# Extracted records
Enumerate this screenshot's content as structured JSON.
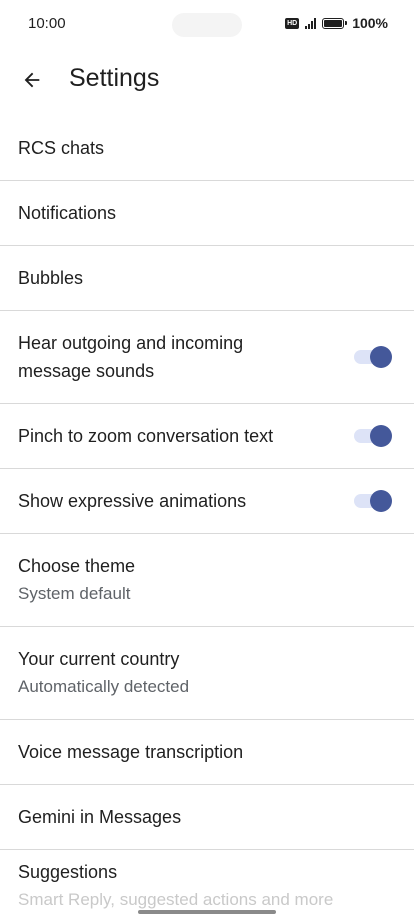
{
  "status_bar": {
    "time": "10:00",
    "hd_label": "HD",
    "battery_percent": "100%",
    "icons": [
      "hd-icon",
      "signal-icon",
      "battery-icon"
    ]
  },
  "app_bar": {
    "back_icon": "arrow-back-icon",
    "title": "Settings"
  },
  "settings": {
    "rcs_chats": {
      "title": "RCS chats"
    },
    "notifications": {
      "title": "Notifications"
    },
    "bubbles": {
      "title": "Bubbles"
    },
    "message_sounds": {
      "title": "Hear outgoing and incoming message sounds",
      "enabled": true
    },
    "pinch_zoom": {
      "title": "Pinch to zoom conversation text",
      "enabled": true
    },
    "expressive_animations": {
      "title": "Show expressive animations",
      "enabled": true
    },
    "choose_theme": {
      "title": "Choose theme",
      "subtitle": "System default"
    },
    "current_country": {
      "title": "Your current country",
      "subtitle": "Automatically detected"
    },
    "voice_transcription": {
      "title": "Voice message transcription"
    },
    "gemini": {
      "title": "Gemini in Messages"
    },
    "suggestions": {
      "title": "Suggestions",
      "subtitle": "Smart Reply, suggested actions and more"
    }
  },
  "colors": {
    "toggle_thumb": "#44589a",
    "toggle_track": "#dde3f7",
    "divider": "#d9d9d9",
    "text_primary": "#1f1f1f",
    "text_secondary": "#5f6368"
  }
}
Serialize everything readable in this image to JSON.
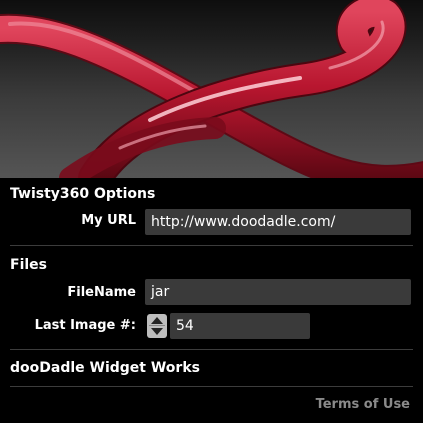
{
  "options_title": "Twisty360 Options",
  "my_url": {
    "label": "My URL",
    "value": "http://www.doodadle.com/"
  },
  "files": {
    "title": "Files",
    "filename": {
      "label": "FileName",
      "value": "jar"
    },
    "last_image": {
      "label": "Last Image #:",
      "value": "54"
    }
  },
  "credit": "dooDadle Widget Works",
  "terms_link": "Terms of Use",
  "colors": {
    "background": "#000000",
    "field": "#3a3a3a",
    "tube": "#c41c36",
    "link": "#8a8a8a"
  },
  "icons": {
    "hero": "twisty-red-tube-image",
    "stepper": "up-down-stepper-icon"
  }
}
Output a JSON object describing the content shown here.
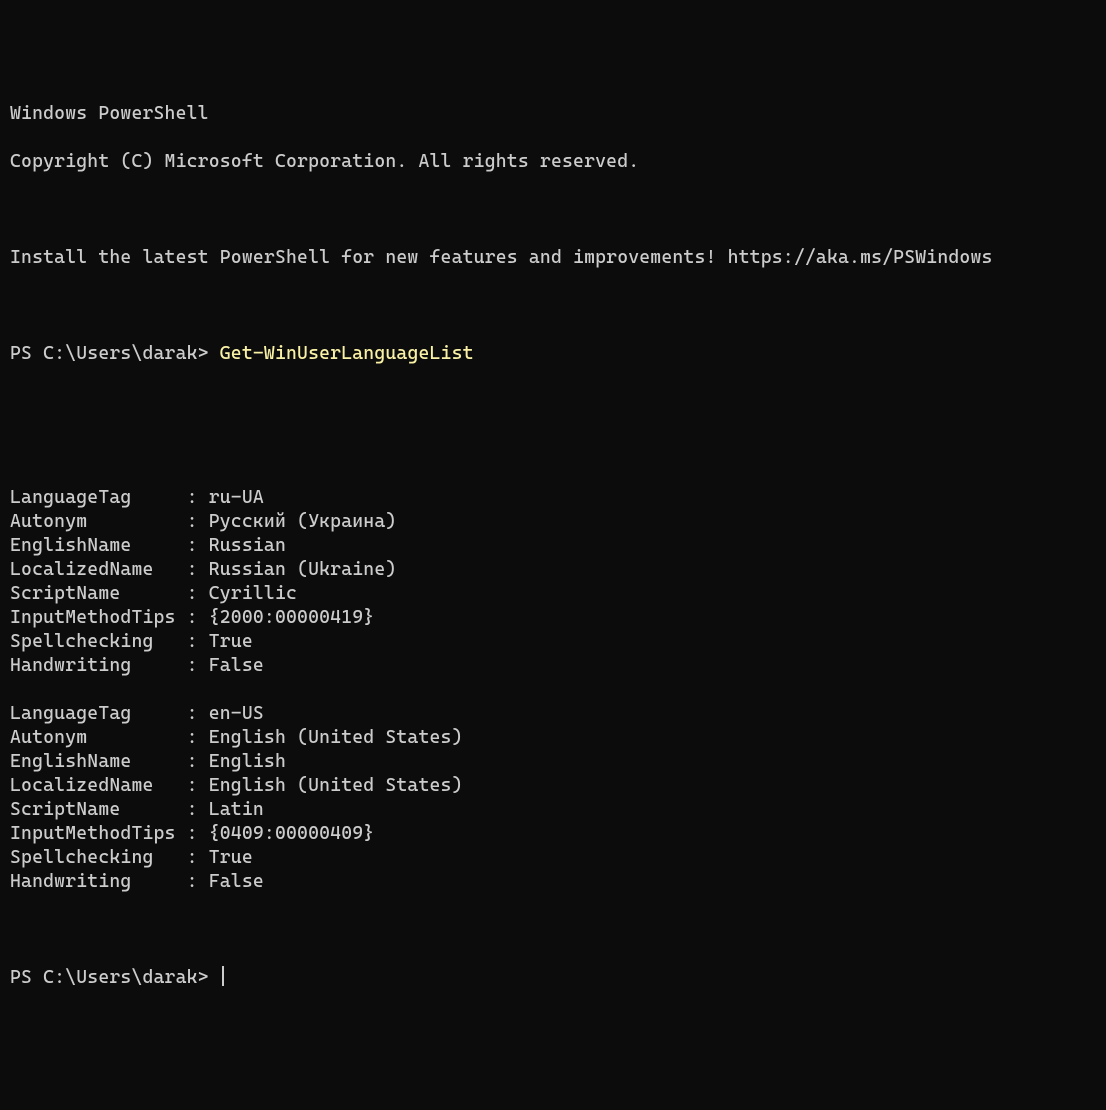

# Required task
Reproduce the material above in full, exactly, with no images.

# Response for this exercise
Enumerate this screenshot's content as structured JSON.
{
  "status_bar": {
    "time": "10:00",
    "hd_label": "HD",
    "battery_percent": "100%",
    "icons": [
      "hd-icon",
      "signal-icon",
      "battery-icon"
    ]
  },
  "app_bar": {
    "back_icon": "arrow-back-icon",
    "title": "Settings"
  },
  "settings": {
    "rcs_chats": {
      "title": "RCS chats"
    },
    "notifications": {
      "title": "Notifications"
    },
    "bubbles": {
      "title": "Bubbles"
    },
    "message_sounds": {
      "title": "Hear outgoing and incoming message sounds",
      "enabled": true
    },
    "pinch_zoom": {
      "title": "Pinch to zoom conversation text",
      "enabled": true
    },
    "expressive_animations": {
      "title": "Show expressive animations",
      "enabled": true
    },
    "choose_theme": {
      "title": "Choose theme",
      "subtitle": "System default"
    },
    "current_country": {
      "title": "Your current country",
      "subtitle": "Automatically detected"
    },
    "voice_transcription": {
      "title": "Voice message transcription"
    },
    "gemini": {
      "title": "Gemini in Messages"
    },
    "suggestions": {
      "title": "Suggestions",
      "subtitle": "Smart Reply, suggested actions and more"
    }
  },
  "colors": {
    "toggle_thumb": "#44589a",
    "toggle_track": "#dde3f7",
    "divider": "#d9d9d9",
    "text_primary": "#1f1f1f",
    "text_secondary": "#5f6368"
  }
}
Serialize everything readable in this image to JSON.
{
  "options_title": "Twisty360 Options",
  "my_url": {
    "label": "My URL",
    "value": "http://www.doodadle.com/"
  },
  "files": {
    "title": "Files",
    "filename": {
      "label": "FileName",
      "value": "jar"
    },
    "last_image": {
      "label": "Last Image #:",
      "value": "54"
    }
  },
  "credit": "dooDadle Widget Works",
  "terms_link": "Terms of Use",
  "colors": {
    "background": "#000000",
    "field": "#3a3a3a",
    "tube": "#c41c36",
    "link": "#8a8a8a"
  },
  "icons": {
    "hero": "twisty-red-tube-image",
    "stepper": "up-down-stepper-icon"
  }
}
Output a JSON object describing the content shown here.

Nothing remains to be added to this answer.